What you will do:
Select each line where the word "μαζί" appears.

+++ Data rows +++

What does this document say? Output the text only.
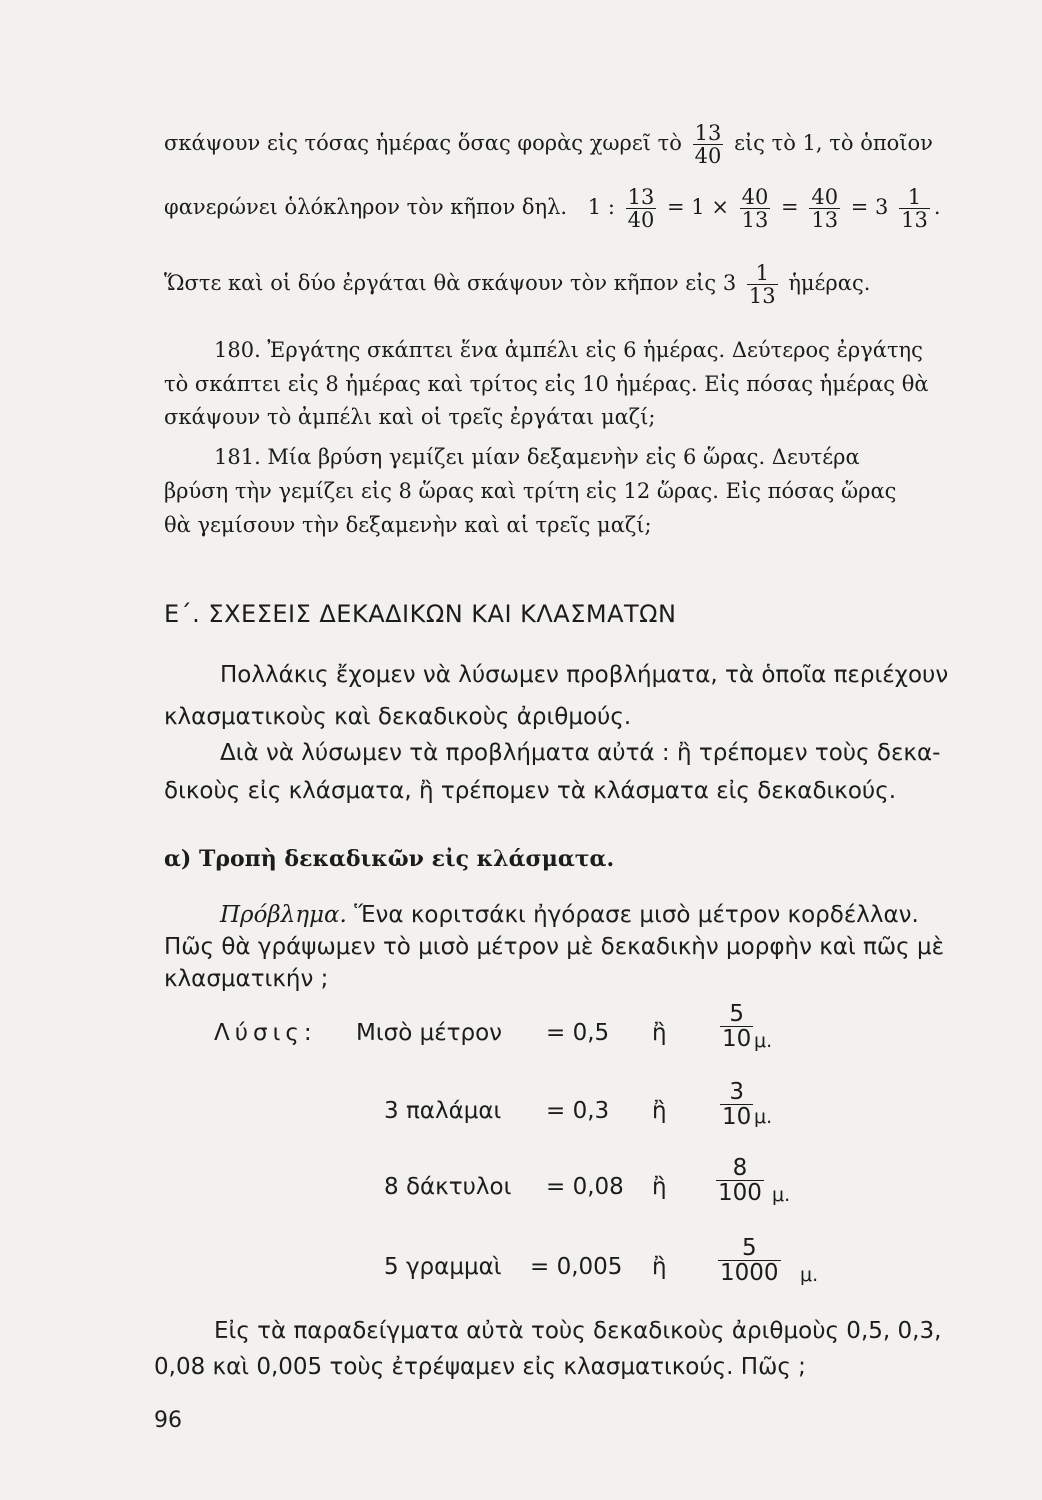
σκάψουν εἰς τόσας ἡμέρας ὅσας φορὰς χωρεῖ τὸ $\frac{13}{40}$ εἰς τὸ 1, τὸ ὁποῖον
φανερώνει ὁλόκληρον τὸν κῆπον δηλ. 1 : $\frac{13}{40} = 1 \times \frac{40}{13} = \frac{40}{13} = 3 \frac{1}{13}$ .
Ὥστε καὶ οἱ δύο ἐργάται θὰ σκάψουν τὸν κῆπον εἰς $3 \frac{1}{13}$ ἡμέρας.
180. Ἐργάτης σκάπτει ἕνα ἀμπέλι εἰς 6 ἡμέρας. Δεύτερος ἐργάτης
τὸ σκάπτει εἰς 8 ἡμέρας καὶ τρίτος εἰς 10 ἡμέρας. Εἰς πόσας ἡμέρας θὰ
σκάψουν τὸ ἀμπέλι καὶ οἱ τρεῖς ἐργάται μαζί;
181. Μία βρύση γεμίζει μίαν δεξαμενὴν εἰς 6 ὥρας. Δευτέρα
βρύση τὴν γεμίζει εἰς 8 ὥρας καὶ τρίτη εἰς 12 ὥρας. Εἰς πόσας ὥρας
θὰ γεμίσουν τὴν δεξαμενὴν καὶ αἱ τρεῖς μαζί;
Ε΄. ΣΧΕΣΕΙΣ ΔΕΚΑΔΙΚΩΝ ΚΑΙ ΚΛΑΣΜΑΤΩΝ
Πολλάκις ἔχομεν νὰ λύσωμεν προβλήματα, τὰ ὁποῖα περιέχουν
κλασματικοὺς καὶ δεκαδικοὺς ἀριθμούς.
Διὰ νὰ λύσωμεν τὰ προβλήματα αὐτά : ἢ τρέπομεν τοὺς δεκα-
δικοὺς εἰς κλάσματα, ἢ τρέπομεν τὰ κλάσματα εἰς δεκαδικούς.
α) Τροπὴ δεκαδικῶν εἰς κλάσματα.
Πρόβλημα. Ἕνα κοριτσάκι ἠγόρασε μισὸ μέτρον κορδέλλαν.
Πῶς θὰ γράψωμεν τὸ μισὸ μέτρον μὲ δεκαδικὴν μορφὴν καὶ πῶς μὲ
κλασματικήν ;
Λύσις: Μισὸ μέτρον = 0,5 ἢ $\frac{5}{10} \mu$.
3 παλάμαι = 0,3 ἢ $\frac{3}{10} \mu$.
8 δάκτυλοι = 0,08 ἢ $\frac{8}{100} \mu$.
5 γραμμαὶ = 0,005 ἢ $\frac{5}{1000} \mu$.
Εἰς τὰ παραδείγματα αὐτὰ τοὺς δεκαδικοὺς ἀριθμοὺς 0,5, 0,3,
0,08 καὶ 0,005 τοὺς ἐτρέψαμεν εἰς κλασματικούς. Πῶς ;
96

+++
+++ Data rows +++

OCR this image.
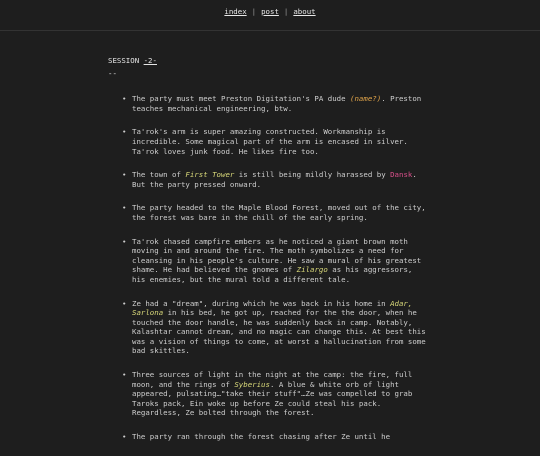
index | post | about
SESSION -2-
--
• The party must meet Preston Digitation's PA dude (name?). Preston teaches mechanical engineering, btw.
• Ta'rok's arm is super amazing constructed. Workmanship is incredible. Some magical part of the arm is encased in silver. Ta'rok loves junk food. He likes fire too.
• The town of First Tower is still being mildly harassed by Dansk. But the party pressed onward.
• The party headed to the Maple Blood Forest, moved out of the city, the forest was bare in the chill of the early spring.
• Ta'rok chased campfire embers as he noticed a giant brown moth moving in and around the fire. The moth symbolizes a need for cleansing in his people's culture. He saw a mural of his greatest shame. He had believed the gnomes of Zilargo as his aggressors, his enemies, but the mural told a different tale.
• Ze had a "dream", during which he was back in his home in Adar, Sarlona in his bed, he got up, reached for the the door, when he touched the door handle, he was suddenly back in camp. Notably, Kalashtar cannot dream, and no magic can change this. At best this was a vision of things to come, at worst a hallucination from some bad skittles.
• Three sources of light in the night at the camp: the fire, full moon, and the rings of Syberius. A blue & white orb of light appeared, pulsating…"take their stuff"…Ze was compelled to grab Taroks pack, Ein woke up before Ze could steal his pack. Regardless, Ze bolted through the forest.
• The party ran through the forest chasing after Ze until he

+++
+++ Data rows +++

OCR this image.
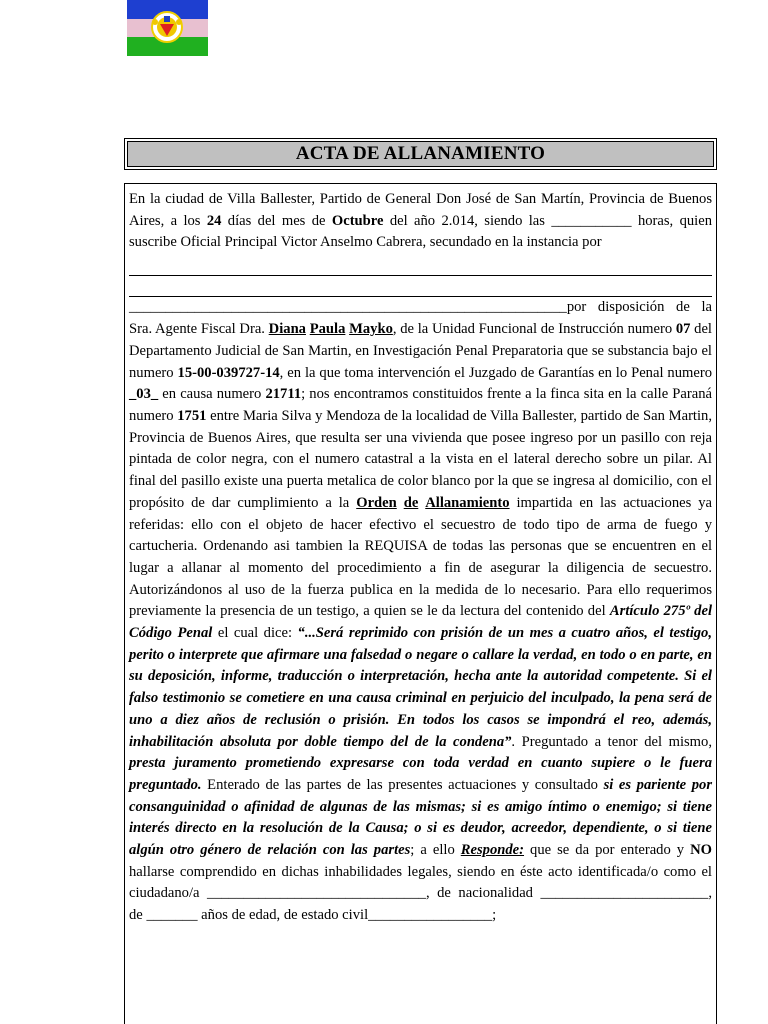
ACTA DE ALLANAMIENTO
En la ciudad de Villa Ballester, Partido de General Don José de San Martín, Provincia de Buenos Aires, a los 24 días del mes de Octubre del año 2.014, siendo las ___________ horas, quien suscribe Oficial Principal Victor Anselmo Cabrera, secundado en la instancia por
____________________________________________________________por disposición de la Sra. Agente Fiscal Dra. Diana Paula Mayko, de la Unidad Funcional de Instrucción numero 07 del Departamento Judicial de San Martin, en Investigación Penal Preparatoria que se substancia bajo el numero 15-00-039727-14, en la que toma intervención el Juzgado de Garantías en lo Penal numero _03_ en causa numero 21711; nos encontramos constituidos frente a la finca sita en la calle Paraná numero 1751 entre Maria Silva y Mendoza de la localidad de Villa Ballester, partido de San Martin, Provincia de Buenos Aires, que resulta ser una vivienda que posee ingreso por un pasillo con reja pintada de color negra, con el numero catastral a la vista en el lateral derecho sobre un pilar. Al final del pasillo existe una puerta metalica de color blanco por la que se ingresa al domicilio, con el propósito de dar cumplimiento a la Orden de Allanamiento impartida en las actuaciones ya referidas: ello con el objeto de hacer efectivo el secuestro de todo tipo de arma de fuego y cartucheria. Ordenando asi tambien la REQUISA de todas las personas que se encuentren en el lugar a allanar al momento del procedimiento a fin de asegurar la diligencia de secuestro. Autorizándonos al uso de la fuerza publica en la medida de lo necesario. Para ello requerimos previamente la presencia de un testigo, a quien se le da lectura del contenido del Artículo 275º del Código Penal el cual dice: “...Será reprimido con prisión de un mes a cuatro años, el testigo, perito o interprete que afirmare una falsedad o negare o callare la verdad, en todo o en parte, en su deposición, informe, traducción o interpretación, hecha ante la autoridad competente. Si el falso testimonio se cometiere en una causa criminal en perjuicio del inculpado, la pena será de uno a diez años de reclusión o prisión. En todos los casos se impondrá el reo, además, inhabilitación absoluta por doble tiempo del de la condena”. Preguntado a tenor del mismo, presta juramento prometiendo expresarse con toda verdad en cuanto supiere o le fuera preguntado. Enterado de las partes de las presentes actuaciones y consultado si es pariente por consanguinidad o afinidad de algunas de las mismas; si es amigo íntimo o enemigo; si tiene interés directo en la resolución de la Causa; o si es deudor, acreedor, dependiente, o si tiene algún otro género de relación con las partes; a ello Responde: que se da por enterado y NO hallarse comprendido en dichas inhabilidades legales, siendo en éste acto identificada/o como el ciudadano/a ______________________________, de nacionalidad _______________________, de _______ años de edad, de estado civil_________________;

+++

Finished answer:
σκάψουν τὸ ἀμπέλι καὶ οἱ τρεῖς ἐργάται μαζί;
θὰ γεμίσουν τὴν δεξαμενὴν καὶ αἱ τρεῖς μαζί;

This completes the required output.